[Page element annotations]
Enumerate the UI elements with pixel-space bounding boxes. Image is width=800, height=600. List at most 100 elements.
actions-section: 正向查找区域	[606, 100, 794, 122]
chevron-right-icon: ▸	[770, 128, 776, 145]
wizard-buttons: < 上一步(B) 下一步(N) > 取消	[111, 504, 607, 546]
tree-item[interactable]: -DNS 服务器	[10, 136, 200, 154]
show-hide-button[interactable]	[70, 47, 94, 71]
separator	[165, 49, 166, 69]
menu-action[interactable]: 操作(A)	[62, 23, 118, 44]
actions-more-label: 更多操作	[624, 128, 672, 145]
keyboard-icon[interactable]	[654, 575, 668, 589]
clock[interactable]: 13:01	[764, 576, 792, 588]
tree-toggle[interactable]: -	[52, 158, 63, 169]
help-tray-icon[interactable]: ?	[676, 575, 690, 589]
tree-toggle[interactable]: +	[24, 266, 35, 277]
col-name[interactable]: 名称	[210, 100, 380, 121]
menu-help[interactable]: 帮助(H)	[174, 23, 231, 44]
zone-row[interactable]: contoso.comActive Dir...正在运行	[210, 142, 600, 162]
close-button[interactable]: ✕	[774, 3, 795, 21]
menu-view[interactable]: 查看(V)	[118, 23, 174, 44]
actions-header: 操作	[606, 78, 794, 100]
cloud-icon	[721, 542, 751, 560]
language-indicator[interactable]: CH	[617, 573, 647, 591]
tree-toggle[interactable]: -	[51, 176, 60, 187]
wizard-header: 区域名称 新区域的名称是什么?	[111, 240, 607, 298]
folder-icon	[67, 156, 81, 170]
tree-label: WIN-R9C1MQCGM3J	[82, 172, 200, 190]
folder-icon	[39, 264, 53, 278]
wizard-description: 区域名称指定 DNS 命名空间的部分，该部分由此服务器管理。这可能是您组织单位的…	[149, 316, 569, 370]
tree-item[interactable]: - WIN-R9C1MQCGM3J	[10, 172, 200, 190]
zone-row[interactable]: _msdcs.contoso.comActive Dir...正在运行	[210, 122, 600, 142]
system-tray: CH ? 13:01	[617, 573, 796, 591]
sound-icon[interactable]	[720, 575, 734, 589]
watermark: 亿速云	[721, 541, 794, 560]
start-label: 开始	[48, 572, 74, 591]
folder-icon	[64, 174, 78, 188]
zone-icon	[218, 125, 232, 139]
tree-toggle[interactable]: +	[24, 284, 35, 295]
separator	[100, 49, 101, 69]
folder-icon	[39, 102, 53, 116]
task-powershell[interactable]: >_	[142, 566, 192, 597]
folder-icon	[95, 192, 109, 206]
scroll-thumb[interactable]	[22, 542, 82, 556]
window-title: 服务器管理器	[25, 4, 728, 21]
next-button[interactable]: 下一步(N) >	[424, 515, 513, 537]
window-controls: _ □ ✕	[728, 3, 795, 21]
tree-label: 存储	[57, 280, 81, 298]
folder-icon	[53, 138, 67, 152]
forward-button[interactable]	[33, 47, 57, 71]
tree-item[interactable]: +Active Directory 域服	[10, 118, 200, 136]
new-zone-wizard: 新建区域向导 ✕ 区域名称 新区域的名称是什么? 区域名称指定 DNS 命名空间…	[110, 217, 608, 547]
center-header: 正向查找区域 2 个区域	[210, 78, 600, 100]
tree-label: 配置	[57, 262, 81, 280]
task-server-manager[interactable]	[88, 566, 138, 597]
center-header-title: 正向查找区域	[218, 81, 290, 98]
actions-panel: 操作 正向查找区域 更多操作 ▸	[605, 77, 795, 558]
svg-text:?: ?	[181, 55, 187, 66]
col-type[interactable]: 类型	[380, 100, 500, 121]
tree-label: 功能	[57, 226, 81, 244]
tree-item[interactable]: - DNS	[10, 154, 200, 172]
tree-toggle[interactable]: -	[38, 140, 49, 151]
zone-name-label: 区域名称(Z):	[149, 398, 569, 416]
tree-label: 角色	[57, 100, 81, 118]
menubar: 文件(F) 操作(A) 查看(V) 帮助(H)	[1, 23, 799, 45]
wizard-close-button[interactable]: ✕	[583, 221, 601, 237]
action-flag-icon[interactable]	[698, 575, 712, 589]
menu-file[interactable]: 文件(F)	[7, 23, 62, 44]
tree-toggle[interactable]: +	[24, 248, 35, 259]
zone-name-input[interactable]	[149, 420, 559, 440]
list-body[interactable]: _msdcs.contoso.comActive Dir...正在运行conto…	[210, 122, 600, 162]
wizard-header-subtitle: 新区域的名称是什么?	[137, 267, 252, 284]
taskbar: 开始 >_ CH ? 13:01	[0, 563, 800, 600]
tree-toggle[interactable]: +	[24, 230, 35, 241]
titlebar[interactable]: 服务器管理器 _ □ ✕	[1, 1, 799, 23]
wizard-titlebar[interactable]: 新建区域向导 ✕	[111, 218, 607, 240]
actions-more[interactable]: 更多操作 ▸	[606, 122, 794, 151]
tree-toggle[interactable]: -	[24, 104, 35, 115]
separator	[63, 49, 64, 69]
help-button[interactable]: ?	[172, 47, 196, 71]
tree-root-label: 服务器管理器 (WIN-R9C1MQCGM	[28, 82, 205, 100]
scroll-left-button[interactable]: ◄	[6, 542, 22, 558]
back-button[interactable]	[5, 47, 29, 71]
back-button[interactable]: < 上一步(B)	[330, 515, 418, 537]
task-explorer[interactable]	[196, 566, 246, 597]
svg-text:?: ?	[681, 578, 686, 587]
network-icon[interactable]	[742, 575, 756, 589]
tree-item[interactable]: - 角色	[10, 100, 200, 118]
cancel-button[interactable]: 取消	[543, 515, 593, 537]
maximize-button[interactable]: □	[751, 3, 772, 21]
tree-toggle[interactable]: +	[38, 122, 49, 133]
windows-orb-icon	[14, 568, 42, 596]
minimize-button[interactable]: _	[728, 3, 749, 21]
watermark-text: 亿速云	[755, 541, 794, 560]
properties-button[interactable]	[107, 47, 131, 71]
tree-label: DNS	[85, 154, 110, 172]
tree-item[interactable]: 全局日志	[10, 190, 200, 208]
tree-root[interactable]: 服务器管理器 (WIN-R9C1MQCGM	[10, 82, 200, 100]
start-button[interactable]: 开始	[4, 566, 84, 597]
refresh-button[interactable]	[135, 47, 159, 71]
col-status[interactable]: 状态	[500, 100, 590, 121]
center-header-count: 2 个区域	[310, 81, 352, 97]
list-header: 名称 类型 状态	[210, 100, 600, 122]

**REQUIRED WORK:**
Reproduce every line of the listing above without any changes.

**ANSWER IN FULL:**
Enumerate the UI elements with pixel-space bounding boxes. Image is width=800, height=600. List at most 100 elements.
actions-section: 正向查找区域	[606, 100, 794, 122]
chevron-right-icon: ▸	[770, 128, 776, 145]
wizard-buttons: < 上一步(B) 下一步(N) > 取消	[111, 504, 607, 546]
tree-item[interactable]: -DNS 服务器	[10, 136, 200, 154]
show-hide-button[interactable]	[70, 47, 94, 71]
separator	[165, 49, 166, 69]
menu-action[interactable]: 操作(A)	[62, 23, 118, 44]
actions-more-label: 更多操作	[624, 128, 672, 145]
keyboard-icon[interactable]	[654, 575, 668, 589]
clock[interactable]: 13:01	[764, 576, 792, 588]
tree-toggle[interactable]: -	[52, 158, 63, 169]
help-tray-icon[interactable]: ?	[676, 575, 690, 589]
tree-toggle[interactable]: +	[24, 266, 35, 277]
col-name[interactable]: 名称	[210, 100, 380, 121]
menu-help[interactable]: 帮助(H)	[174, 23, 231, 44]
zone-row[interactable]: contoso.comActive Dir...正在运行	[210, 142, 600, 162]
close-button[interactable]: ✕	[774, 3, 795, 21]
menu-view[interactable]: 查看(V)	[118, 23, 174, 44]
actions-header: 操作	[606, 78, 794, 100]
cloud-icon	[721, 542, 751, 560]
language-indicator[interactable]: CH	[617, 573, 647, 591]
tree-toggle[interactable]: -	[51, 176, 60, 187]
wizard-header: 区域名称 新区域的名称是什么?	[111, 240, 607, 298]
folder-icon	[67, 156, 81, 170]
tree-label: WIN-R9C1MQCGM3J	[82, 172, 200, 190]
folder-icon	[39, 264, 53, 278]
wizard-description: 区域名称指定 DNS 命名空间的部分，该部分由此服务器管理。这可能是您组织单位的…	[149, 316, 569, 370]
tree-item[interactable]: - WIN-R9C1MQCGM3J	[10, 172, 200, 190]
zone-row[interactable]: _msdcs.contoso.comActive Dir...正在运行	[210, 122, 600, 142]
system-tray: CH ? 13:01	[617, 573, 796, 591]
sound-icon[interactable]	[720, 575, 734, 589]
watermark: 亿速云	[721, 541, 794, 560]
start-label: 开始	[48, 572, 74, 591]
folder-icon	[64, 174, 78, 188]
zone-icon	[218, 125, 232, 139]
tree-toggle[interactable]: +	[24, 284, 35, 295]
separator	[100, 49, 101, 69]
folder-icon	[39, 102, 53, 116]
task-powershell[interactable]: >_	[142, 566, 192, 597]
folder-icon	[95, 192, 109, 206]
scroll-thumb[interactable]	[22, 542, 82, 556]
window-title: 服务器管理器	[25, 4, 728, 21]
next-button[interactable]: 下一步(N) >	[424, 515, 513, 537]
window-controls: _ □ ✕	[728, 3, 795, 21]
tree-label: 存储	[57, 280, 81, 298]
folder-icon	[53, 138, 67, 152]
forward-button[interactable]	[33, 47, 57, 71]
tree-item[interactable]: +Active Directory 域服	[10, 118, 200, 136]
new-zone-wizard: 新建区域向导 ✕ 区域名称 新区域的名称是什么? 区域名称指定 DNS 命名空间…	[110, 217, 608, 547]
center-header: 正向查找区域 2 个区域	[210, 78, 600, 100]
tree-label: 配置	[57, 262, 81, 280]
task-server-manager[interactable]	[88, 566, 138, 597]
center-header-title: 正向查找区域	[218, 81, 290, 98]
actions-panel: 操作 正向查找区域 更多操作 ▸	[605, 77, 795, 558]
svg-text:?: ?	[181, 55, 187, 66]
col-type[interactable]: 类型	[380, 100, 500, 121]
tree-label: 功能	[57, 226, 81, 244]
tree-item[interactable]: - DNS	[10, 154, 200, 172]
tree-toggle[interactable]: -	[38, 140, 49, 151]
zone-name-label: 区域名称(Z):	[149, 398, 569, 416]
tree-label: 角色	[57, 100, 81, 118]
menubar: 文件(F) 操作(A) 查看(V) 帮助(H)	[1, 23, 799, 45]
wizard-close-button[interactable]: ✕	[583, 221, 601, 237]
action-flag-icon[interactable]	[698, 575, 712, 589]
menu-file[interactable]: 文件(F)	[7, 23, 62, 44]
tree-toggle[interactable]: +	[24, 248, 35, 259]
zone-name-input[interactable]	[149, 420, 559, 440]
list-body[interactable]: _msdcs.contoso.comActive Dir...正在运行conto…	[210, 122, 600, 162]
wizard-header-subtitle: 新区域的名称是什么?	[137, 267, 252, 284]
taskbar: 开始 >_ CH ? 13:01	[0, 563, 800, 600]
tree-toggle[interactable]: +	[24, 230, 35, 241]
titlebar[interactable]: 服务器管理器 _ □ ✕	[1, 1, 799, 23]
wizard-titlebar[interactable]: 新建区域向导 ✕	[111, 218, 607, 240]
actions-more[interactable]: 更多操作 ▸	[606, 122, 794, 151]
tree-toggle[interactable]: -	[24, 104, 35, 115]
separator	[63, 49, 64, 69]
help-button[interactable]: ?	[172, 47, 196, 71]
tree-root-label: 服务器管理器 (WIN-R9C1MQCGM	[28, 82, 205, 100]
scroll-left-button[interactable]: ◄	[6, 542, 22, 558]
back-button[interactable]	[5, 47, 29, 71]
back-button[interactable]: < 上一步(B)	[330, 515, 418, 537]
task-explorer[interactable]	[196, 566, 246, 597]
svg-text:?: ?	[681, 578, 686, 587]
network-icon[interactable]	[742, 575, 756, 589]
tree-item[interactable]: - 角色	[10, 100, 200, 118]
cancel-button[interactable]: 取消	[543, 515, 593, 537]
maximize-button[interactable]: □	[751, 3, 772, 21]
tree-toggle[interactable]: +	[38, 122, 49, 133]
windows-orb-icon	[14, 568, 42, 596]
minimize-button[interactable]: _	[728, 3, 749, 21]
watermark-text: 亿速云	[755, 541, 794, 560]
properties-button[interactable]	[107, 47, 131, 71]
tree-label: DNS	[85, 154, 110, 172]
tree-item[interactable]: 全局日志	[10, 190, 200, 208]
tree-root[interactable]: 服务器管理器 (WIN-R9C1MQCGM	[10, 82, 200, 100]
start-button[interactable]: 开始	[4, 566, 84, 597]
refresh-button[interactable]	[135, 47, 159, 71]
col-status[interactable]: 状态	[500, 100, 590, 121]
center-header-count: 2 个区域	[310, 81, 352, 97]
list-header: 名称 类型 状态	[210, 100, 600, 122]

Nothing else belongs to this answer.